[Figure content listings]
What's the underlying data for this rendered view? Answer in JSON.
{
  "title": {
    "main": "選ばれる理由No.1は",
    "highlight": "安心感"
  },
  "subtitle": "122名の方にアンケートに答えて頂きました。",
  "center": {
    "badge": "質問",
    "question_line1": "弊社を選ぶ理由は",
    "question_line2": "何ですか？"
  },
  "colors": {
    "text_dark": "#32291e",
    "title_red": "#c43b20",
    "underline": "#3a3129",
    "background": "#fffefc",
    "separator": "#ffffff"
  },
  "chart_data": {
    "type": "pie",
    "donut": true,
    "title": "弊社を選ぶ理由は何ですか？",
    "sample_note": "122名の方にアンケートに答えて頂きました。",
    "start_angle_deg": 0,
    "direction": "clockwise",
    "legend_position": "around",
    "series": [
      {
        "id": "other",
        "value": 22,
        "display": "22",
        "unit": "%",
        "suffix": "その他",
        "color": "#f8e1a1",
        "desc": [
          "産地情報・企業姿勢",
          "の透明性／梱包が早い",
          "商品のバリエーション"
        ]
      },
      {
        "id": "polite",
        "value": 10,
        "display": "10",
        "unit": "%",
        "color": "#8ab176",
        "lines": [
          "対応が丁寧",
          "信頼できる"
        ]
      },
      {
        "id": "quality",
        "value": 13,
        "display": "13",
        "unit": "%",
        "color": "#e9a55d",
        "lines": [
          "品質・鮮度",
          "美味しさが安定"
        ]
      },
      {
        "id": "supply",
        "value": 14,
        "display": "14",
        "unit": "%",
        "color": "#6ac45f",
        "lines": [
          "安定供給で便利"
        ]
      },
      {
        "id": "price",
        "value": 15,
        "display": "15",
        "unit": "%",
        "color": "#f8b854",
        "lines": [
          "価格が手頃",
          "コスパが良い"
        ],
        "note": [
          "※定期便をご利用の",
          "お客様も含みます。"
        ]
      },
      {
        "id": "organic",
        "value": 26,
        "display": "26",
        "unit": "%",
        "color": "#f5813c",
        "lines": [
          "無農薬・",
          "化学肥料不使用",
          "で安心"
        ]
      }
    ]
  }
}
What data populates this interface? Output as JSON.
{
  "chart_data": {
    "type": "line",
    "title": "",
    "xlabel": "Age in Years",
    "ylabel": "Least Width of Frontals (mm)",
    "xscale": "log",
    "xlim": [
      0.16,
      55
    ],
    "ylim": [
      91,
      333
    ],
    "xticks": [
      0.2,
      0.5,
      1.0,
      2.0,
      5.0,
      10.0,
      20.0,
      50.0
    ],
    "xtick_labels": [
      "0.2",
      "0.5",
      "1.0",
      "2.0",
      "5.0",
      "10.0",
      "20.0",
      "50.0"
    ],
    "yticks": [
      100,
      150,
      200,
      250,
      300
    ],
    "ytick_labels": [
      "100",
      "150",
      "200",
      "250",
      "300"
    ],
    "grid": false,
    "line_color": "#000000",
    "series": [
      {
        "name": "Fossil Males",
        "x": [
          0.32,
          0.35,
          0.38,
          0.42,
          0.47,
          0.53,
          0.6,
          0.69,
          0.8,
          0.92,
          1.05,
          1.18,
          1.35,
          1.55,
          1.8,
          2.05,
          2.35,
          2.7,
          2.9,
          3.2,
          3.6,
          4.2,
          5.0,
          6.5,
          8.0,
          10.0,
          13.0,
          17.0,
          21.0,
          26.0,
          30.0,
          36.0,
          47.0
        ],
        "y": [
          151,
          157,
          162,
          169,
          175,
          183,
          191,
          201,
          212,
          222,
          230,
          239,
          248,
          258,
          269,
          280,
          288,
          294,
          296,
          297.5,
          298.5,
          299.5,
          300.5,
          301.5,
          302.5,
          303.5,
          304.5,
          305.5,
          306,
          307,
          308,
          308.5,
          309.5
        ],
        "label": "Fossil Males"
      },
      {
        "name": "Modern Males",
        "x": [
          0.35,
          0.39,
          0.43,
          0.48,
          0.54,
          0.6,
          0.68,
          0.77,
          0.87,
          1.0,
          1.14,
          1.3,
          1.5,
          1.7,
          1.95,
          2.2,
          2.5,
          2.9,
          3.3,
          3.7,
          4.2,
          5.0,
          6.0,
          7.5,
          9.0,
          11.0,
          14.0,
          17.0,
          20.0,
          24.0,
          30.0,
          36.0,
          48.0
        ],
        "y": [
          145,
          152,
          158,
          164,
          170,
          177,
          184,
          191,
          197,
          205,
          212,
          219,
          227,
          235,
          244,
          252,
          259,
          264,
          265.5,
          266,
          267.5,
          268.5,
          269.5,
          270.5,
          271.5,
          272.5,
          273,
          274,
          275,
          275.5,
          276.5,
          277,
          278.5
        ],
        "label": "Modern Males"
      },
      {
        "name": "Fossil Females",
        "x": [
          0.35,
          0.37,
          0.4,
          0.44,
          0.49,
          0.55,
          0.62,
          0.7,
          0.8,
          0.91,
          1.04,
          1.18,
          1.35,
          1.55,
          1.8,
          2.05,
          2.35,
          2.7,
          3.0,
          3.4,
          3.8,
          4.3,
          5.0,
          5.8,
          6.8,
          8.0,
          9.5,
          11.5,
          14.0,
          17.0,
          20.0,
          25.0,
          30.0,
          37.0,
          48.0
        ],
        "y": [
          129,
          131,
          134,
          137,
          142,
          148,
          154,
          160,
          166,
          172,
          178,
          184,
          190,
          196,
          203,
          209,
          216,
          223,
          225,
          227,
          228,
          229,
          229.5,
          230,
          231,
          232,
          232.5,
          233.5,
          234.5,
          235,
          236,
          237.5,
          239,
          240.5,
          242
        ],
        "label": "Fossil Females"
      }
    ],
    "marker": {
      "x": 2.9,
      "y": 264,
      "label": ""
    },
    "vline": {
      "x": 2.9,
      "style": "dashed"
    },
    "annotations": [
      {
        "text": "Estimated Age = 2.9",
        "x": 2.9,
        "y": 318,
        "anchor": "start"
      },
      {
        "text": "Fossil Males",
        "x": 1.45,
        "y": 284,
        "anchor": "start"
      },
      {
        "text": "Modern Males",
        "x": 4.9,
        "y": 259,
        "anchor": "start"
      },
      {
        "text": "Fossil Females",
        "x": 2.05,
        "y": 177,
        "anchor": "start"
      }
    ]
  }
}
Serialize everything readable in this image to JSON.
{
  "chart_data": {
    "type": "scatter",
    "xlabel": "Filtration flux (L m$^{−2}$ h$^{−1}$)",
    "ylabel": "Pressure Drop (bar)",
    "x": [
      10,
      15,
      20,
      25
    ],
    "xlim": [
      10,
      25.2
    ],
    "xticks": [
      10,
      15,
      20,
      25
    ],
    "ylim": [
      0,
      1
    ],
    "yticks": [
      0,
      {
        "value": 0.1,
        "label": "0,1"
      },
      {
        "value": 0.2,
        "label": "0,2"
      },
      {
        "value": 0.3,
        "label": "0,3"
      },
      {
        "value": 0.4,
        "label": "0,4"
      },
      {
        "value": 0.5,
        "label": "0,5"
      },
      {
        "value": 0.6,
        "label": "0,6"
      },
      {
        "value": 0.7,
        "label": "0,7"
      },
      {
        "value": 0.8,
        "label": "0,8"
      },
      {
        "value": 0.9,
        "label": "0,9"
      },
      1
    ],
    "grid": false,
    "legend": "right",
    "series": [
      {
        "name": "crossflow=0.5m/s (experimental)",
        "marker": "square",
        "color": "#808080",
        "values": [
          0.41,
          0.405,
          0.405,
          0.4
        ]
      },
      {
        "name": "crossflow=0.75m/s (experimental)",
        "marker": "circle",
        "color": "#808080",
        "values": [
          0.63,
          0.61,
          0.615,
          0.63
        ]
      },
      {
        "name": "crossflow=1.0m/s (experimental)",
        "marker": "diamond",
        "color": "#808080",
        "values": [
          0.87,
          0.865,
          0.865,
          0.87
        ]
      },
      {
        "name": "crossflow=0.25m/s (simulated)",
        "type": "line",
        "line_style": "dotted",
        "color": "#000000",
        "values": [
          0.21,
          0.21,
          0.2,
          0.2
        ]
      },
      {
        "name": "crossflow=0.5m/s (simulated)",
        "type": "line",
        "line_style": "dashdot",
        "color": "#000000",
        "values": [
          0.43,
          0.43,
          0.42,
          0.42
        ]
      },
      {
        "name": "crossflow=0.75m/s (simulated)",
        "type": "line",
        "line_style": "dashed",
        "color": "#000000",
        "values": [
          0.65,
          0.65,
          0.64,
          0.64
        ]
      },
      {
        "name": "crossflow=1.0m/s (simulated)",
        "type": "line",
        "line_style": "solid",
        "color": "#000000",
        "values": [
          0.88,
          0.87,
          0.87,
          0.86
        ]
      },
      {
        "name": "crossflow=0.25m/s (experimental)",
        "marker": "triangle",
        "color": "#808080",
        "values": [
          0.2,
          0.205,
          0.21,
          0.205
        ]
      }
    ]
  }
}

## CHALLENGE
Which lines hold the word "JSON"? Copy every one of them.

## WRITTEN REPLY
What's the underlying data for this rendered view? Answer in JSON.
What data populates this interface? Output as JSON.
Serialize everything readable in this image to JSON.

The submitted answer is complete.